Isabelle Leibl lutte pour améliorer la prise en charge en France. L’association continue de recevoir des demandes d’accompagnement, souvent pour des adolescents, mais également pour des tout-petits. Plusieurs cas concernent l’Occitanie.

« Les enfants sont en train de retomber malades dans les classes »

« Actuellement vous avez une vague Covid. Les enfants sont en train de retomber malades dans les classes, il faut qu’on arrête de dire que c’est un virus hivernal. Et on sait qu’une réinfection double le risque de faire un Covid long chez l’enfant. »

Isabelle Leibl évoque ces familles menacées de perdre la garde de leur enfant déscolarisé, en dépit des preuves médicales. « Il y a un déni de la société. J’ai une maman dont la fille est déscolarisée depuis trois ans dans l’indifférence, elle n’avait jamais entendu parler du Covid long. C’est en apprenant l’existence de l’association par hasard qu’elle a pu enfin être orientée et diagnostiquée. C’est une honte. On a des gamins qui disparaissent de la circulation, tout simplement. »

----------------

Poursuivez l'extrait sur le Covid long chez l'enfant en reprenant immédiatement après sa dernière phrase. La liste qui suit ne joue aucun rôle dans cet exercice.

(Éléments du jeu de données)
----------------

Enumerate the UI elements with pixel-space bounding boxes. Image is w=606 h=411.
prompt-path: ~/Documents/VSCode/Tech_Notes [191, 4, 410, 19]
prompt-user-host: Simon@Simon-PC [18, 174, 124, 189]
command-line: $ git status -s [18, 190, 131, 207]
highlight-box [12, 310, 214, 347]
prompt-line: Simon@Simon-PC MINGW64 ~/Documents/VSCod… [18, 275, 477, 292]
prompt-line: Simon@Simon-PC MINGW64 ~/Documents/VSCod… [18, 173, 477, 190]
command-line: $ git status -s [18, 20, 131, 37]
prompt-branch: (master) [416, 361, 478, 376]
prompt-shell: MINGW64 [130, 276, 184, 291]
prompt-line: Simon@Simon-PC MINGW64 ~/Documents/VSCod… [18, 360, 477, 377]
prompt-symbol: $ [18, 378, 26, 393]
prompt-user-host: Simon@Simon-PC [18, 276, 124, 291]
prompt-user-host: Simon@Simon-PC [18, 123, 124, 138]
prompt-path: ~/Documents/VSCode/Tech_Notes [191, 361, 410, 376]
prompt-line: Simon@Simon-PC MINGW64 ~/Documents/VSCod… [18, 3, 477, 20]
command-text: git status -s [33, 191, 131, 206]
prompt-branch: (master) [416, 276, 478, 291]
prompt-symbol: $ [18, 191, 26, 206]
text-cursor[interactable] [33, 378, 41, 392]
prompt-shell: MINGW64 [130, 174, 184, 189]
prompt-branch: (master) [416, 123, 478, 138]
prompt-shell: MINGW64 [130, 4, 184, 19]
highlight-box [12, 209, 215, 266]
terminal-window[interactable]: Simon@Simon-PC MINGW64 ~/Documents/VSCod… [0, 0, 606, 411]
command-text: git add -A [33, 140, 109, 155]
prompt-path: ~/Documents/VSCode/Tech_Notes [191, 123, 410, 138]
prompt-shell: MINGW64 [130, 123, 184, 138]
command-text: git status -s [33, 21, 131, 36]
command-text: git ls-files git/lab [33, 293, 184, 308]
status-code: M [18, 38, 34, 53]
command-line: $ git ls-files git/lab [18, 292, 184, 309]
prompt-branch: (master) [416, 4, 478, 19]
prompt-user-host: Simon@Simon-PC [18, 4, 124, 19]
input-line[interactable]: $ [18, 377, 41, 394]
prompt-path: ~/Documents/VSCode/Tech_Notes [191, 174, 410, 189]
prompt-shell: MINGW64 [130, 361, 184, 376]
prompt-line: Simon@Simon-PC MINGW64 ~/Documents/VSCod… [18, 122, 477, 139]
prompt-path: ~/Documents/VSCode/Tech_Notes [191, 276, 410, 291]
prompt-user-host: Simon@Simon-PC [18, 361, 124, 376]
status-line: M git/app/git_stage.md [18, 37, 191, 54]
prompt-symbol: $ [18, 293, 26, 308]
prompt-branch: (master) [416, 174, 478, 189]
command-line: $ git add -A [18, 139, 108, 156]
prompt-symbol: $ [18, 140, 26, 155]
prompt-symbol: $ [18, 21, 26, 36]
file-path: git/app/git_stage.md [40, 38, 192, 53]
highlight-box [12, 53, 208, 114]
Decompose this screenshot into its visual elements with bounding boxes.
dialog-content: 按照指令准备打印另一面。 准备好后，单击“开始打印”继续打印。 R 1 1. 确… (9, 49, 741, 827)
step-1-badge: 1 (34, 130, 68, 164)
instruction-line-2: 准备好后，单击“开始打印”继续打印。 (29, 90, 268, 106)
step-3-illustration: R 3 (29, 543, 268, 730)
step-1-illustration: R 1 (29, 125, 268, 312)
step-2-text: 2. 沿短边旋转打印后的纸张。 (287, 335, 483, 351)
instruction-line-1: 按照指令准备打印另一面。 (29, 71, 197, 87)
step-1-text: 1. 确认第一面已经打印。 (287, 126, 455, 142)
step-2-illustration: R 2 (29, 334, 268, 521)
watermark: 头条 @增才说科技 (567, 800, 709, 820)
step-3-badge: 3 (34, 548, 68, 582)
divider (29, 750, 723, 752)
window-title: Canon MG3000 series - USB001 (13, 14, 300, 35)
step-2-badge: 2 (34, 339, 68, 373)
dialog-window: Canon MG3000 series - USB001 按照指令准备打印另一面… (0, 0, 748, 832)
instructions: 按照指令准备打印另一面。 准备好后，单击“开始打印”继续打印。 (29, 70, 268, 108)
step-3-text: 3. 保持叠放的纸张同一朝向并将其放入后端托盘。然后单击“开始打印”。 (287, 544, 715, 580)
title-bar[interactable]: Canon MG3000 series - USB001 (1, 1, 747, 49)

----------------

Réponse rédigée:
20 000 habitants des Pyrénées-Orientales pourraient avoir un Covid long sans le savoir

« L’ARS Occitanie a mis en place, depuis trois ans, un projet innovant sur le Covid long » explique le Dr Léa Colombain, infectiologue au SMIT** de l’hôpital de Perpignan. Il s’agit d’un parcours de soins pluridisciplinaire avec des centres de médecine recours labellisés, comme le SMIT de Perpignan, et des centres de rééducation comme la clinique du souffle à Osséjà. « Mais les impacts sont encore peu visibles. »

Selon Santé publique France, plus de 2 millions de Français, soit 4 % de la population, pourraient être concernés par une forme de Covid long. « Dans les Pyrénées-Orientales cela pourrait correspondre à 20 000 patients. » Parmi ces victimes, beaucoup auraient un Covid long sans le soupçonner avec des formes légères qui ne se matérialisent qu’à travers une fatigue accrue, des vertiges et autres malaises.

« C’est très difficile de faire la différence entre la fatigue normale d’une personne active avec des enfants, et une fatigue qui va au-delà. »

« On est toujours en grande difficulté, malgré la reconnaissance scientifique, pour une reconnaissance de prise en charge en Affection Longue Durée, ou même pour des dossiers de la Maison Départementale des Personnes Handicapées, avec des refus réguliers. »

L’accès aux soins entravé

Au coeur de la difficulté, environ 200 symptômes possibles dont on ignore encore s’ils découlent d’une persistante du virus ou seulement de l’inflammation. Une étude de juillet 2025 a néanmoins montré une infection du cerveau. « Il y a des tests d’effort très spécifiques qui mettent en évidence des dysfonctions du système nerveux autonome. » Léa Colombain évoque ces patients qui après parfois deux ans d’incertitude s’effondrent dans son cabinet, soulagés d’avoir enfin une explication.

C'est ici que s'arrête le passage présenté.